What you have to do
An exact copy of all the data is required, with pictures left out.

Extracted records
⁂

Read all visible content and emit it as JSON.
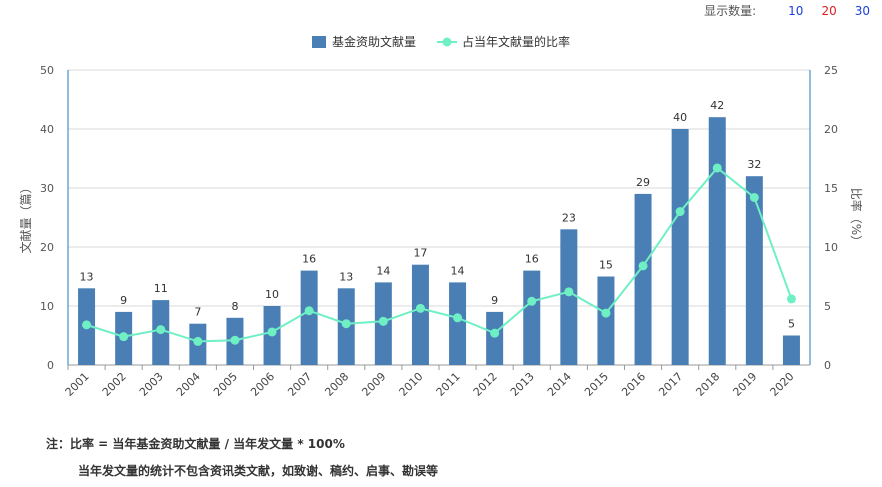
{
  "controls": {
    "display_label": "显示数量:",
    "options": [
      {
        "label": "10",
        "color": "#1a3fd6"
      },
      {
        "label": "20",
        "color": "#e02020"
      },
      {
        "label": "30",
        "color": "#1a3fd6"
      }
    ]
  },
  "notes": {
    "line1": "注：比率 = 当年基金资助文献量 / 当年发文量 * 100%",
    "line2": "当年发文量的统计不包含资讯类文献，如致谢、稿约、启事、勘误等"
  },
  "colors": {
    "bar": "#4a7fb5",
    "line": "#6ff0c4",
    "grid": "#d8d8d8",
    "axis": "#1f7fbf"
  },
  "chart_data": {
    "type": "bar",
    "categories": [
      "2001",
      "2002",
      "2003",
      "2004",
      "2005",
      "2006",
      "2007",
      "2008",
      "2009",
      "2010",
      "2011",
      "2012",
      "2013",
      "2014",
      "2015",
      "2016",
      "2017",
      "2018",
      "2019",
      "2020"
    ],
    "series": [
      {
        "name": "基金资助文献量",
        "type": "bar",
        "axis": "left",
        "values": [
          13,
          9,
          11,
          7,
          8,
          10,
          16,
          13,
          14,
          17,
          14,
          9,
          16,
          23,
          15,
          29,
          40,
          42,
          32,
          5
        ]
      },
      {
        "name": "占当年文献量的比率",
        "type": "line",
        "axis": "right",
        "values": [
          3.4,
          2.4,
          3.0,
          2.0,
          2.1,
          2.8,
          4.6,
          3.5,
          3.7,
          4.8,
          4.0,
          2.7,
          5.4,
          6.2,
          4.4,
          8.4,
          13.0,
          16.7,
          14.2,
          5.6
        ]
      }
    ],
    "ylabel": "文献量（篇）",
    "y2label": "比率（%）",
    "ylim": [
      0,
      50
    ],
    "y2lim": [
      0,
      25
    ],
    "yticks": [
      0,
      10,
      20,
      30,
      40,
      50
    ],
    "y2ticks": [
      0,
      5,
      10,
      15,
      20,
      25
    ],
    "grid": true,
    "legend_position": "top-center"
  }
}
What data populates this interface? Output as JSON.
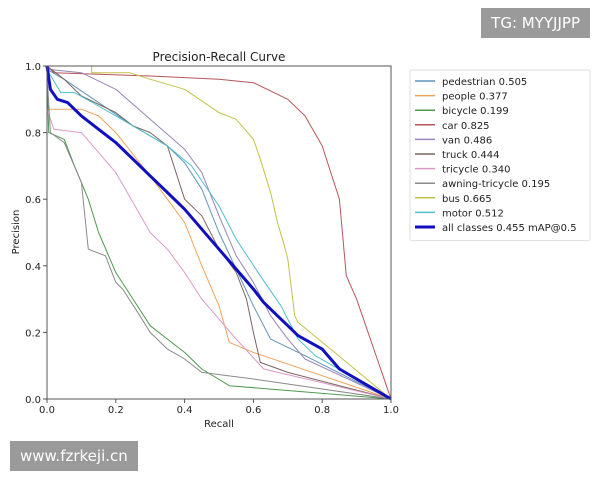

⁂

Task solution
Read all visible content and emit it as JSON.
{
  "controls": {
    "display_label": "显示数量:",
    "options": [
      {
        "label": "10",
        "color": "#1a3fd6"
      },
      {
        "label": "20",
        "color": "#e02020"
      },
      {
        "label": "30",
        "color": "#1a3fd6"
      }
    ]
  },
  "notes": {
    "line1": "注：比率 = 当年基金资助文献量 / 当年发文量 * 100%",
    "line2": "当年发文量的统计不包含资讯类文献，如致谢、稿约、启事、勘误等"
  },
  "colors": {
    "bar": "#4a7fb5",
    "line": "#6ff0c4",
    "grid": "#d8d8d8",
    "axis": "#1f7fbf"
  },
  "chart_data": {
    "type": "bar",
    "categories": [
      "2001",
      "2002",
      "2003",
      "2004",
      "2005",
      "2006",
      "2007",
      "2008",
      "2009",
      "2010",
      "2011",
      "2012",
      "2013",
      "2014",
      "2015",
      "2016",
      "2017",
      "2018",
      "2019",
      "2020"
    ],
    "series": [
      {
        "name": "基金资助文献量",
        "type": "bar",
        "axis": "left",
        "values": [
          13,
          9,
          11,
          7,
          8,
          10,
          16,
          13,
          14,
          17,
          14,
          9,
          16,
          23,
          15,
          29,
          40,
          42,
          32,
          5
        ]
      },
      {
        "name": "占当年文献量的比率",
        "type": "line",
        "axis": "right",
        "values": [
          3.4,
          2.4,
          3.0,
          2.0,
          2.1,
          2.8,
          4.6,
          3.5,
          3.7,
          4.8,
          4.0,
          2.7,
          5.4,
          6.2,
          4.4,
          8.4,
          13.0,
          16.7,
          14.2,
          5.6
        ]
      }
    ],
    "ylabel": "文献量（篇）",
    "y2label": "比率（%）",
    "ylim": [
      0,
      50
    ],
    "y2lim": [
      0,
      25
    ],
    "yticks": [
      0,
      10,
      20,
      30,
      40,
      50
    ],
    "y2ticks": [
      0,
      5,
      10,
      15,
      20,
      25
    ],
    "grid": true,
    "legend_position": "top-center"
  }
}
What data populates this interface? Output as JSON.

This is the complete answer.